• Required task:
Reproduce all entries verbatim, with nothing added or dropped.

• Data for the task:
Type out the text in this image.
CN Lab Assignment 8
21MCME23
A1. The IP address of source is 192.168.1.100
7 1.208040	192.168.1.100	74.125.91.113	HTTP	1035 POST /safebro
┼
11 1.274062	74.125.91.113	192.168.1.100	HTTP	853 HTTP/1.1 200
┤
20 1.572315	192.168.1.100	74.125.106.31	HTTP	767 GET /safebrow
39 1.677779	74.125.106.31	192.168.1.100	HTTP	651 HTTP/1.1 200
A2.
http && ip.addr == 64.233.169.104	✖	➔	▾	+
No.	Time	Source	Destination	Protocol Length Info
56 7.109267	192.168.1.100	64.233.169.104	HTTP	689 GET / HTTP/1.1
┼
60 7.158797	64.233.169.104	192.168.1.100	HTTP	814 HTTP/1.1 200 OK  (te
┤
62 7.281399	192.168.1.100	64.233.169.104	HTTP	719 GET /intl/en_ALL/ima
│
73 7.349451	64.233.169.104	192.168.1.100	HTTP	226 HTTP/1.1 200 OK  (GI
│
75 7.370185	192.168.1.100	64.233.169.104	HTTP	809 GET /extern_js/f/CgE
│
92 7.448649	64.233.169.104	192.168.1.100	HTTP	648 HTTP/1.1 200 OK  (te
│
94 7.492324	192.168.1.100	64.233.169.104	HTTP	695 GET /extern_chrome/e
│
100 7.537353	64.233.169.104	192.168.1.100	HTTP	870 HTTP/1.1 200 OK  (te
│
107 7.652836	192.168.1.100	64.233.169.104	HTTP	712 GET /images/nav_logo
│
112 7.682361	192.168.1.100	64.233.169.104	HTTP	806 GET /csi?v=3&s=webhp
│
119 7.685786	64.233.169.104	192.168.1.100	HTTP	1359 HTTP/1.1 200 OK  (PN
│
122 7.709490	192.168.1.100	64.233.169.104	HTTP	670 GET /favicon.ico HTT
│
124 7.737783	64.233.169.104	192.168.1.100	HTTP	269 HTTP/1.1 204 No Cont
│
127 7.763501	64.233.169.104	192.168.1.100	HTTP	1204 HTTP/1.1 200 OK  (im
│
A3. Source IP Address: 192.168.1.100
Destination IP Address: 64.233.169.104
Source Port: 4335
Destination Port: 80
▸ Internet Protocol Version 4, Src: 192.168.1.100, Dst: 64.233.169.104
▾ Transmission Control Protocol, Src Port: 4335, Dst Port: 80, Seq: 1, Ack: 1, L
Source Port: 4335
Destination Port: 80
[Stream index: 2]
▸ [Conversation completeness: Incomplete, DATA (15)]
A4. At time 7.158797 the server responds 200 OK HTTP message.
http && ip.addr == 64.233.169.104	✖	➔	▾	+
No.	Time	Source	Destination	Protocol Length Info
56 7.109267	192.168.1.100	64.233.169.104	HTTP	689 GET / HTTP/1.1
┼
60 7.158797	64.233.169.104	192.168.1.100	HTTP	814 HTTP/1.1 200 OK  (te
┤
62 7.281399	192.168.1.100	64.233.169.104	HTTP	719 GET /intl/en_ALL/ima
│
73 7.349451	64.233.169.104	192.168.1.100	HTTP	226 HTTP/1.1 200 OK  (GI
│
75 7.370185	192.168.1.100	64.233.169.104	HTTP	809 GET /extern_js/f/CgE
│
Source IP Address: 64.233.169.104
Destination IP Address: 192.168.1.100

• Output for this exercise:
Type out the text in this image.
CN Lab Assignment 8
21MCME23
A1. The IP address of source is 192.168.1.100
7 1.208040	192.168.1.100	74.125.91.113	HTTP	1035 POST /safebro
┼
11 1.274062	74.125.91.113	192.168.1.100	HTTP	853 HTTP/1.1 200
┤
20 1.572315	192.168.1.100	74.125.106.31	HTTP	767 GET /safebrow
39 1.677779	74.125.106.31	192.168.1.100	HTTP	651 HTTP/1.1 200
A2.
http && ip.addr == 64.233.169.104	✖	➔	▾	+
No.	Time	Source	Destination	Protocol Length Info
56 7.109267	192.168.1.100	64.233.169.104	HTTP	689 GET / HTTP/1.1
┼
60 7.158797	64.233.169.104	192.168.1.100	HTTP	814 HTTP/1.1 200 OK  (te
┤
62 7.281399	192.168.1.100	64.233.169.104	HTTP	719 GET /intl/en_ALL/ima
│
73 7.349451	64.233.169.104	192.168.1.100	HTTP	226 HTTP/1.1 200 OK  (GI
│
75 7.370185	192.168.1.100	64.233.169.104	HTTP	809 GET /extern_js/f/CgE
│
92 7.448649	64.233.169.104	192.168.1.100	HTTP	648 HTTP/1.1 200 OK  (te
│
94 7.492324	192.168.1.100	64.233.169.104	HTTP	695 GET /extern_chrome/e
│
100 7.537353	64.233.169.104	192.168.1.100	HTTP	870 HTTP/1.1 200 OK  (te
│
107 7.652836	192.168.1.100	64.233.169.104	HTTP	712 GET /images/nav_logo
│
112 7.682361	192.168.1.100	64.233.169.104	HTTP	806 GET /csi?v=3&s=webhp
│
119 7.685786	64.233.169.104	192.168.1.100	HTTP	1359 HTTP/1.1 200 OK  (PN
│
122 7.709490	192.168.1.100	64.233.169.104	HTTP	670 GET /favicon.ico HTT
│
124 7.737783	64.233.169.104	192.168.1.100	HTTP	269 HTTP/1.1 204 No Cont
│
127 7.763501	64.233.169.104	192.168.1.100	HTTP	1204 HTTP/1.1 200 OK  (im
│
A3. Source IP Address: 192.168.1.100
Destination IP Address: 64.233.169.104
Source Port: 4335
Destination Port: 80
▸ Internet Protocol Version 4, Src: 192.168.1.100, Dst: 64.233.169.104
▾ Transmission Control Protocol, Src Port: 4335, Dst Port: 80, Seq: 1, Ack: 1, L
Source Port: 4335
Destination Port: 80
[Stream index: 2]
▸ [Conversation completeness: Incomplete, DATA (15)]
A4. At time 7.158797 the server responds 200 OK HTTP message.
http && ip.addr == 64.233.169.104	✖	➔	▾	+
No.	Time	Source	Destination	Protocol Length Info
56 7.109267	192.168.1.100	64.233.169.104	HTTP	689 GET / HTTP/1.1
┼
60 7.158797	64.233.169.104	192.168.1.100	HTTP	814 HTTP/1.1 200 OK  (te
┤
62 7.281399	192.168.1.100	64.233.169.104	HTTP	719 GET /intl/en_ALL/ima
│
73 7.349451	64.233.169.104	192.168.1.100	HTTP	226 HTTP/1.1 200 OK  (GI
│
75 7.370185	192.168.1.100	64.233.169.104	HTTP	809 GET /extern_js/f/CgE
│
Source IP Address: 64.233.169.104
Destination IP Address: 192.168.1.100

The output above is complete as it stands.